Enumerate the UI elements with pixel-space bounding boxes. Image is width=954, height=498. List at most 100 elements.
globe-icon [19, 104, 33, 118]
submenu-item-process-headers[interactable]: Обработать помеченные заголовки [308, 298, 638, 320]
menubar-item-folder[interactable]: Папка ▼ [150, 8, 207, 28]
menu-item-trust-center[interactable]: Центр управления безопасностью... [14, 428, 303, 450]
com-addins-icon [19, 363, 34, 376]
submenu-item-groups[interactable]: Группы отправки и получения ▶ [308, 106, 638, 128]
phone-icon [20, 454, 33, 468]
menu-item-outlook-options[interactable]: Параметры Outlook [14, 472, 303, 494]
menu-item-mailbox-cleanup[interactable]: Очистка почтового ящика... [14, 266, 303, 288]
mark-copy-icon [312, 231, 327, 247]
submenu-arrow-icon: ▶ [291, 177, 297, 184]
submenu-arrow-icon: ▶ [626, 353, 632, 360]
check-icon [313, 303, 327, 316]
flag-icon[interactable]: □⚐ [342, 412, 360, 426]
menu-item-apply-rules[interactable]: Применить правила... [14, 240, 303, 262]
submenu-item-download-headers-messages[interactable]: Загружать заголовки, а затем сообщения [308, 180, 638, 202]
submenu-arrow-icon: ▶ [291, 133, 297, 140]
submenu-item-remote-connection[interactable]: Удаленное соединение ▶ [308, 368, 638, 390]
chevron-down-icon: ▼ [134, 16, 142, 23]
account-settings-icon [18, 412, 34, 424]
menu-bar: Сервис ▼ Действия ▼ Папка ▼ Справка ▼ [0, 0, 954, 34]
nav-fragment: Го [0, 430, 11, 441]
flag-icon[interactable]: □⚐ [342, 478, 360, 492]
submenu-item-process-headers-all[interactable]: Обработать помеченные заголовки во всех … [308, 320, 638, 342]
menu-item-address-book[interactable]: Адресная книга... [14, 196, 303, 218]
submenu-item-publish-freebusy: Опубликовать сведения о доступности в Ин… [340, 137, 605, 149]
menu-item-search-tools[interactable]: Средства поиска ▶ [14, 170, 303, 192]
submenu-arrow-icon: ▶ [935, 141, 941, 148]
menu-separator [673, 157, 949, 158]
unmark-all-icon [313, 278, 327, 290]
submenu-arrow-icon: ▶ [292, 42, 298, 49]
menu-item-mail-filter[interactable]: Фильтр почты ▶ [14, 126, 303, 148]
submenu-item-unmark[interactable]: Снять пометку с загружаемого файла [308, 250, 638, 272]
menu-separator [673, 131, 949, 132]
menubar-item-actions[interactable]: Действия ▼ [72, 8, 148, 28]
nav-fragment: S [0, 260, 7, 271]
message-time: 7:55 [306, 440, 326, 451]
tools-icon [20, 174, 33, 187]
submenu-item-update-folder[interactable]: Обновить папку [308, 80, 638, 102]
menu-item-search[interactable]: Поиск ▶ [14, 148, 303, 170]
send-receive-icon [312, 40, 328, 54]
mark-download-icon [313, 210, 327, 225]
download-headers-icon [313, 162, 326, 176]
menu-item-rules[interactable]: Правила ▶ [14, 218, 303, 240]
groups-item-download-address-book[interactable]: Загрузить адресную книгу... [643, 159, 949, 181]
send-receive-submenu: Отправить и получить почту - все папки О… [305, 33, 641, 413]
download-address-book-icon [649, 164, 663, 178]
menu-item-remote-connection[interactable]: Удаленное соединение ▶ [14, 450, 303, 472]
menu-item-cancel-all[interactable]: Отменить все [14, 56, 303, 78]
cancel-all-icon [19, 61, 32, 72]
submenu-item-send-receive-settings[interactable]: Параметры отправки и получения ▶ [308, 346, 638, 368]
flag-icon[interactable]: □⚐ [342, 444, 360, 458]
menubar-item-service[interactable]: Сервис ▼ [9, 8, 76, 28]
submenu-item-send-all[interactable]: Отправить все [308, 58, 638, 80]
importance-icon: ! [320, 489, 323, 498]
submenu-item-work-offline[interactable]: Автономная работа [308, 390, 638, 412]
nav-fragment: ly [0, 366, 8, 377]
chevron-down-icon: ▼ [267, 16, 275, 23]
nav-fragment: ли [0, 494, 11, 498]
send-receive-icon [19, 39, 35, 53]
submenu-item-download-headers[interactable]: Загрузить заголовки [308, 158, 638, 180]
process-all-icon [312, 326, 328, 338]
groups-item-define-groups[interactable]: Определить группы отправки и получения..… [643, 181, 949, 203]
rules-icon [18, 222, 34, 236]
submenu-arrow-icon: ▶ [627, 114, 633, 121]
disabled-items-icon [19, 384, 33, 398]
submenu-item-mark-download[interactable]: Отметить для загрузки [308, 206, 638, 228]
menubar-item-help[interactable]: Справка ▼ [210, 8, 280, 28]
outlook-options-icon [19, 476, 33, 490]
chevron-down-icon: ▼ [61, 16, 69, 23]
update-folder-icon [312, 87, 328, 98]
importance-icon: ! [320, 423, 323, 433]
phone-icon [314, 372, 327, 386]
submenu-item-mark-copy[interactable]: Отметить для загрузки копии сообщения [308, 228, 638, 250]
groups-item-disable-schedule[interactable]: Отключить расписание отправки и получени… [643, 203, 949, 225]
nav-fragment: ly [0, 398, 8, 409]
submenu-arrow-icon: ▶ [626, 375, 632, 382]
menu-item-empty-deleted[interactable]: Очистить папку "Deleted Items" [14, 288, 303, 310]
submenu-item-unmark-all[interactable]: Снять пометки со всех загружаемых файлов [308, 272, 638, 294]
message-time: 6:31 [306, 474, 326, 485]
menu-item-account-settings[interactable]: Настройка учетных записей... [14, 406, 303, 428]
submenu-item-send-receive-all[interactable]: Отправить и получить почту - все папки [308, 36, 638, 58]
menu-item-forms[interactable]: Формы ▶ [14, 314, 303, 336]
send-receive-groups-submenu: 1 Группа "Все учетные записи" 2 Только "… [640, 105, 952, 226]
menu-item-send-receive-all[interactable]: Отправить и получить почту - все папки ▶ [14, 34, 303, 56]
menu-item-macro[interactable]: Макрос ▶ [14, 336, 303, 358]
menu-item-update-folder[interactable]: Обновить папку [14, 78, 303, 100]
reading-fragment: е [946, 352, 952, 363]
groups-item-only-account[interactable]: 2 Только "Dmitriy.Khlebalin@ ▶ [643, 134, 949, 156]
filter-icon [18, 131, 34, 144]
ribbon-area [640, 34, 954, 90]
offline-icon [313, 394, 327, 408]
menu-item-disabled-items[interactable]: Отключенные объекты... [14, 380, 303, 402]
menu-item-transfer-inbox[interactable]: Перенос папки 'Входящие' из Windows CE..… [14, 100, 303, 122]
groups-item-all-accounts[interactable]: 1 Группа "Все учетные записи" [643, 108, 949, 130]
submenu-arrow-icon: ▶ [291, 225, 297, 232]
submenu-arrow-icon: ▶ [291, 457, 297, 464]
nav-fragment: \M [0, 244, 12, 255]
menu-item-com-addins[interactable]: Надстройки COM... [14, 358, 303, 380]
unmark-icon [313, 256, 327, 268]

----------

**What to produce:** Reproduce everything from the first line of the material down to the line containing "menu-item-trust-center[interactable]: Центр управления", keeping both of those lines and leaving each line unchanged.

**Full response:**
Enumerate the UI elements with pixel-space bounding boxes. Image is width=954, height=498. List at most 100 elements.
globe-icon [19, 104, 33, 118]
submenu-item-process-headers[interactable]: Обработать помеченные заголовки [308, 298, 638, 320]
menubar-item-folder[interactable]: Папка ▼ [150, 8, 207, 28]
menu-item-trust-center[interactable]: Центр управления безопасностью... [14, 428, 303, 450]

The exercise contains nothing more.